### [GIVEN REQUEST]
Whenever a line below holds the word "color", copy that line.

+++ DATASET RECORDS +++

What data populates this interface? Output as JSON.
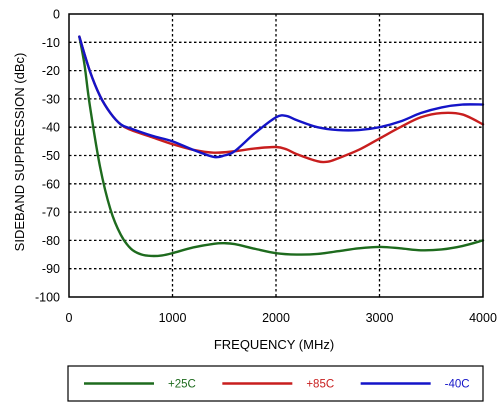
{
  "chart_data": {
    "type": "line",
    "xlabel": "FREQUENCY (MHz)",
    "ylabel": "SIDEBAND SUPPRESSION (dBc)",
    "xlim": [
      0,
      4000
    ],
    "ylim": [
      -100,
      0
    ],
    "x_ticks": [
      0,
      1000,
      2000,
      3000,
      4000
    ],
    "y_ticks": [
      0,
      -10,
      -20,
      -30,
      -40,
      -50,
      -60,
      -70,
      -80,
      -90,
      -100
    ],
    "x_tick_labels": [
      "0",
      "1000",
      "2000",
      "3000",
      "4000"
    ],
    "y_tick_labels": [
      "0",
      "-10",
      "-20",
      "-30",
      "-40",
      "-50",
      "-60",
      "-70",
      "-80",
      "-90",
      "-100"
    ],
    "grid": true,
    "legend_position": "bottom",
    "series": [
      {
        "name": "+25C",
        "color": "#1e6b1e",
        "x": [
          100,
          150,
          200,
          300,
          400,
          500,
          600,
          700,
          800,
          900,
          1000,
          1200,
          1400,
          1500,
          1600,
          1800,
          2000,
          2200,
          2400,
          2600,
          2800,
          3000,
          3200,
          3400,
          3600,
          3800,
          4000
        ],
        "y": [
          -8,
          -18,
          -32,
          -54,
          -69,
          -78,
          -83,
          -85,
          -85.5,
          -85.3,
          -84.5,
          -82.5,
          -81.2,
          -81,
          -81.3,
          -83,
          -84.5,
          -85,
          -84.8,
          -83.8,
          -82.8,
          -82.3,
          -82.8,
          -83.5,
          -83.2,
          -82,
          -80
        ]
      },
      {
        "name": "+85C",
        "color": "#c81e1e",
        "x": [
          100,
          200,
          300,
          400,
          500,
          600,
          800,
          1000,
          1200,
          1400,
          1600,
          1800,
          2000,
          2100,
          2200,
          2400,
          2500,
          2600,
          2800,
          3000,
          3200,
          3400,
          3600,
          3800,
          4000
        ],
        "y": [
          -8,
          -20,
          -29,
          -35,
          -39,
          -41,
          -43.5,
          -46,
          -48,
          -49,
          -48.5,
          -47.5,
          -47,
          -47.8,
          -49.5,
          -52,
          -52.2,
          -51,
          -48,
          -44,
          -40,
          -36.5,
          -35,
          -35.5,
          -39
        ]
      },
      {
        "name": "-40C",
        "color": "#1414c8",
        "x": [
          100,
          200,
          300,
          400,
          500,
          600,
          800,
          1000,
          1200,
          1400,
          1500,
          1600,
          1800,
          2000,
          2100,
          2200,
          2400,
          2600,
          2800,
          3000,
          3200,
          3400,
          3600,
          3800,
          4000
        ],
        "y": [
          -8,
          -20,
          -29,
          -35,
          -39,
          -40.5,
          -43,
          -45,
          -48,
          -50.5,
          -50,
          -48.5,
          -42,
          -36.5,
          -36,
          -37.5,
          -40,
          -41,
          -41,
          -40,
          -38,
          -35,
          -33,
          -32,
          -32
        ]
      }
    ]
  }
}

+++

### [TASK RESPONSE]
        "color": "#1e6b1e",
        "color": "#c81e1e",
        "color": "#1414c8",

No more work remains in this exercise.